■ PROBLEM ■
Locate the lines of the listing below that hold "help", then copy each of them.

══ INPUT MATERIAL

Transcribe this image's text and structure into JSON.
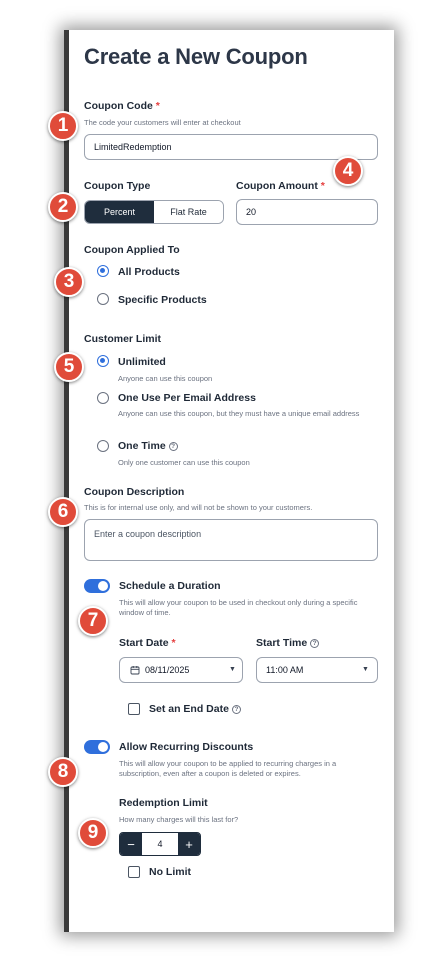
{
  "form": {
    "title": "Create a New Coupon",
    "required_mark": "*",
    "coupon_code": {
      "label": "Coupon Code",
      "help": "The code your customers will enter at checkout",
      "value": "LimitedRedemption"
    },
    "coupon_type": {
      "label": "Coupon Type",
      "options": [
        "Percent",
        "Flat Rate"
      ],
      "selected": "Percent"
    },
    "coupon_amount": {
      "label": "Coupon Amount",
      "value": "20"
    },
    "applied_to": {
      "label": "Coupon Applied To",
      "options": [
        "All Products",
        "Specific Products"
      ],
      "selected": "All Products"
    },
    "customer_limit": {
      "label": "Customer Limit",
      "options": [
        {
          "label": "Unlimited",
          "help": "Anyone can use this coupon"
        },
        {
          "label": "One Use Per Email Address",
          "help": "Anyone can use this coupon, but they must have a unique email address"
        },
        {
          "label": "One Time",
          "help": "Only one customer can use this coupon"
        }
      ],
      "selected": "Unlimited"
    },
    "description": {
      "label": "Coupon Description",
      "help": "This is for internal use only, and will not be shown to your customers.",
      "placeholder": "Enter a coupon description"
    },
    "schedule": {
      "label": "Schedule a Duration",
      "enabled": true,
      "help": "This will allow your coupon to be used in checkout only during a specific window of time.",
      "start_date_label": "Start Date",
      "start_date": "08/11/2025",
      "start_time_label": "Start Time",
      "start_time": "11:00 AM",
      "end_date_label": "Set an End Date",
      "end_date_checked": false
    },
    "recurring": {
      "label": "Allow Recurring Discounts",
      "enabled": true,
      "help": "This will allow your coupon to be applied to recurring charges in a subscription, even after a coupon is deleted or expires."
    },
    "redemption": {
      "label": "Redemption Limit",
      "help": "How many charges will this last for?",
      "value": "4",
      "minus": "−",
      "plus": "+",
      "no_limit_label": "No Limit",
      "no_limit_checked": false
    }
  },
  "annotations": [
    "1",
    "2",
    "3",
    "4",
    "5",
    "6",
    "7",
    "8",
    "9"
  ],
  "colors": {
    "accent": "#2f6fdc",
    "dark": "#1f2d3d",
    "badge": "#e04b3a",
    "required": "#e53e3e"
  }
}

════
══ INPUT MATERIAL

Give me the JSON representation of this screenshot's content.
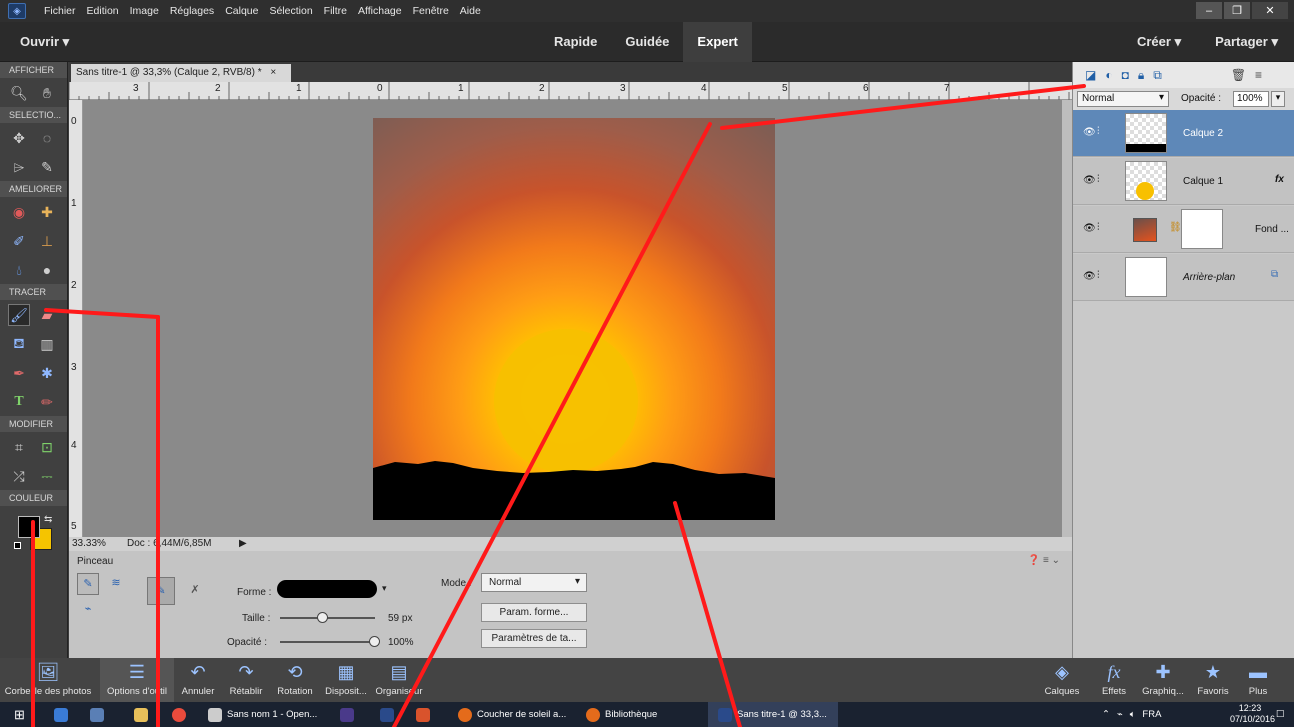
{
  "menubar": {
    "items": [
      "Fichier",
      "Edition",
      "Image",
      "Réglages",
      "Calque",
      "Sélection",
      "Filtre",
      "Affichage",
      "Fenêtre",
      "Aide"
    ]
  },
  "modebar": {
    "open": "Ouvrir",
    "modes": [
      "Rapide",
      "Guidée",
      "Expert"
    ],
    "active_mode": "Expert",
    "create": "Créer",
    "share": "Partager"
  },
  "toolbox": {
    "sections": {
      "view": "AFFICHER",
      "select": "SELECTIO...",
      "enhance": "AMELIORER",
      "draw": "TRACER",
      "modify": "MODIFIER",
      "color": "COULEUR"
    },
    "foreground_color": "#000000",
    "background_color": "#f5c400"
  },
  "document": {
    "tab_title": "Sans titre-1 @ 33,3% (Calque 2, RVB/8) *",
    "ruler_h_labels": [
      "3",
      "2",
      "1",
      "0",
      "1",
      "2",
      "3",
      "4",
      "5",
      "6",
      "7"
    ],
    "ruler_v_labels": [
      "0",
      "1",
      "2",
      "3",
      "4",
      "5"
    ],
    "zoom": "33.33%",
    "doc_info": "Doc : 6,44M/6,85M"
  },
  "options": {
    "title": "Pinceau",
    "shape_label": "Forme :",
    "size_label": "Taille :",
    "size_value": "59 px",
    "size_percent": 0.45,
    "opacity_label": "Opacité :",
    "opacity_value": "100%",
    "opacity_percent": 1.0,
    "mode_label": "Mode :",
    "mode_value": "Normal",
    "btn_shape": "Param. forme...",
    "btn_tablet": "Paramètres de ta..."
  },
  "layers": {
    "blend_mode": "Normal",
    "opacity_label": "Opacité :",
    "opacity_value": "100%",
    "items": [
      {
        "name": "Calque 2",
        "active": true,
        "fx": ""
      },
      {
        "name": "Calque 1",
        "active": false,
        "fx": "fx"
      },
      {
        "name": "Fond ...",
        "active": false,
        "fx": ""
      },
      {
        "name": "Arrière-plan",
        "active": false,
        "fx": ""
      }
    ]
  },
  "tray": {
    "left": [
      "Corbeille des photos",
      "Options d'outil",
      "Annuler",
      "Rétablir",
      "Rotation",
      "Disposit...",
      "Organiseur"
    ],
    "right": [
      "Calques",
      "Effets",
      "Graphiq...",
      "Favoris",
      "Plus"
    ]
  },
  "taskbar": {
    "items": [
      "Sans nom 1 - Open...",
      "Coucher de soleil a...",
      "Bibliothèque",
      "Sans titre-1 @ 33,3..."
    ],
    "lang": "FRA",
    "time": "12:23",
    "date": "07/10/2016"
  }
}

════

■ REPLY TO THE TASK ■
      "help": "The code your customers will enter at checkout",
          "help": "Anyone can use this coupon"
          "help": "Anyone can use this coupon, but they must have a unique email address"
          "help": "Only one customer can use this coupon"
      "help": "This is for internal use only, and will not be shown to your customers.",
      "help": "This will allow your coupon to be used in checkout only during a specific window of time.",
      "help": "This will allow your coupon to be applied to recurring charges in a subscription, even after a coupon is deleted or expires."
      "help": "How many charges will this last for?",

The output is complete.